— begin —

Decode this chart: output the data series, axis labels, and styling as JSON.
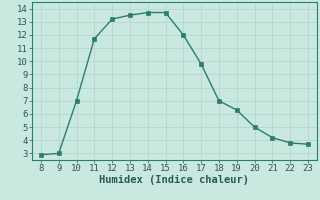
{
  "x": [
    8,
    9,
    10,
    11,
    12,
    13,
    14,
    15,
    16,
    17,
    18,
    19,
    20,
    21,
    22,
    23
  ],
  "y": [
    2.9,
    3.0,
    7.0,
    11.7,
    13.2,
    13.5,
    13.7,
    13.7,
    12.0,
    9.8,
    7.0,
    6.3,
    5.0,
    4.2,
    3.8,
    3.7
  ],
  "line_color": "#2d7d6e",
  "marker_color": "#2d7d6e",
  "bg_color": "#c8e8e0",
  "grid_color": "#b8d8d0",
  "xlabel": "Humidex (Indice chaleur)",
  "xlim": [
    7.5,
    23.5
  ],
  "ylim": [
    2.5,
    14.5
  ],
  "xticks": [
    8,
    9,
    10,
    11,
    12,
    13,
    14,
    15,
    16,
    17,
    18,
    19,
    20,
    21,
    22,
    23
  ],
  "yticks": [
    3,
    4,
    5,
    6,
    7,
    8,
    9,
    10,
    11,
    12,
    13,
    14
  ],
  "tick_fontsize": 6.5,
  "label_fontsize": 7.5
}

— end —

WRITTEN PROBLEM:
Take the records above and transcribe them exactly, dropping every picture.

RESPONSE TO THE TASK:
Decode this chart: output the data series, axis labels, and styling as JSON.
{
  "x": [
    8,
    9,
    10,
    11,
    12,
    13,
    14,
    15,
    16,
    17,
    18,
    19,
    20,
    21,
    22,
    23
  ],
  "y": [
    2.9,
    3.0,
    7.0,
    11.7,
    13.2,
    13.5,
    13.7,
    13.7,
    12.0,
    9.8,
    7.0,
    6.3,
    5.0,
    4.2,
    3.8,
    3.7
  ],
  "line_color": "#2d7d6e",
  "marker_color": "#2d7d6e",
  "bg_color": "#c8e8e0",
  "grid_color": "#b8d8d0",
  "xlabel": "Humidex (Indice chaleur)",
  "xlim": [
    7.5,
    23.5
  ],
  "ylim": [
    2.5,
    14.5
  ],
  "xticks": [
    8,
    9,
    10,
    11,
    12,
    13,
    14,
    15,
    16,
    17,
    18,
    19,
    20,
    21,
    22,
    23
  ],
  "yticks": [
    3,
    4,
    5,
    6,
    7,
    8,
    9,
    10,
    11,
    12,
    13,
    14
  ],
  "tick_fontsize": 6.5,
  "label_fontsize": 7.5
}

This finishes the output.